» EXERCISE PROMPT: Search the data for the word "панели". Reproduce every line where it is found.

» GIVEN INFORMATION:
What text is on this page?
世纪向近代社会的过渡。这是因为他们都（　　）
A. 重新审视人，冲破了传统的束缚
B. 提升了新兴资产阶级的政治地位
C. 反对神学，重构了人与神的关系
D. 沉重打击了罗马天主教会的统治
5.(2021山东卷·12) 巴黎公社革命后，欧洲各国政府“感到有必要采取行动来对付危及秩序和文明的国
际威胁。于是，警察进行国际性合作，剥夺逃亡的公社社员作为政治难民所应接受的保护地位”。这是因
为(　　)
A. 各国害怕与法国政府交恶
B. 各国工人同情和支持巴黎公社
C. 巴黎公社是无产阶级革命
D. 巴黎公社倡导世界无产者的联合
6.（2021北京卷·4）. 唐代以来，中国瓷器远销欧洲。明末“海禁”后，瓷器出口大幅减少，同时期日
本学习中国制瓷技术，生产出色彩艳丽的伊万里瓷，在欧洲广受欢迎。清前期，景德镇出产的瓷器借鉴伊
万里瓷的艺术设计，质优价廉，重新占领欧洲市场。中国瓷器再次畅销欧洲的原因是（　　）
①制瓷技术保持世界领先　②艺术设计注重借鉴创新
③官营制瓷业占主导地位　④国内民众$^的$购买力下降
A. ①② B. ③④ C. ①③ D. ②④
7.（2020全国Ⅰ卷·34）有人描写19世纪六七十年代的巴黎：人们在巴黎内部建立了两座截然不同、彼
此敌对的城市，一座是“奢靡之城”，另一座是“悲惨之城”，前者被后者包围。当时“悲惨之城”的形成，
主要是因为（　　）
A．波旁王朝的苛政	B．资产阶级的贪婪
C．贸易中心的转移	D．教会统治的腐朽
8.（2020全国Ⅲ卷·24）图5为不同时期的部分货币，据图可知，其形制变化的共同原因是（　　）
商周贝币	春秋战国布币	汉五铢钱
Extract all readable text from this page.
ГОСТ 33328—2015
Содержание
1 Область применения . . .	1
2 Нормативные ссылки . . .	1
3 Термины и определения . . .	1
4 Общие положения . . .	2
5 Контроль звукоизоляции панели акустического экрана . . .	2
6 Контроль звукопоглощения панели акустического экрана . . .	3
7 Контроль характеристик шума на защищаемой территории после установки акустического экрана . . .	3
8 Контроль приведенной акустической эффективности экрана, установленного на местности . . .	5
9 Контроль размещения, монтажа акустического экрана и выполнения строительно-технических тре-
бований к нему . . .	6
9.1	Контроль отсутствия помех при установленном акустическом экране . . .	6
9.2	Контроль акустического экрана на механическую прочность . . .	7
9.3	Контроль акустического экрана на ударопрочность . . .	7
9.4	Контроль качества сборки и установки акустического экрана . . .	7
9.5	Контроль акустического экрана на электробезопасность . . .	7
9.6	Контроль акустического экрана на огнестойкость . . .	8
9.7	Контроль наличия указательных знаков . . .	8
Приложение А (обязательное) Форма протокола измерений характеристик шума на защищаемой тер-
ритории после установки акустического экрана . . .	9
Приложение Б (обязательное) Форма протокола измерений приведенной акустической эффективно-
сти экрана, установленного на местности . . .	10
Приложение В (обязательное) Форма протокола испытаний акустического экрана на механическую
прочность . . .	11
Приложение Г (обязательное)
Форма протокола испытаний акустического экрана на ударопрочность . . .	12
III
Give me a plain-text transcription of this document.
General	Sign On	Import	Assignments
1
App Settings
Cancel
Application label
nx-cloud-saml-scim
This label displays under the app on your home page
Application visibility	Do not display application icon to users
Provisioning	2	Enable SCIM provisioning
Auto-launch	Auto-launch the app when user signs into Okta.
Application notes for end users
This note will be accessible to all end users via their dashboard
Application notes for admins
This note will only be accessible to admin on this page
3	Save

» CORRECT ANSWER:
5 Контроль звукоизоляции панели акустического экрана . . .	2
6 Контроль звукопоглощения панели акустического экрана . . .	3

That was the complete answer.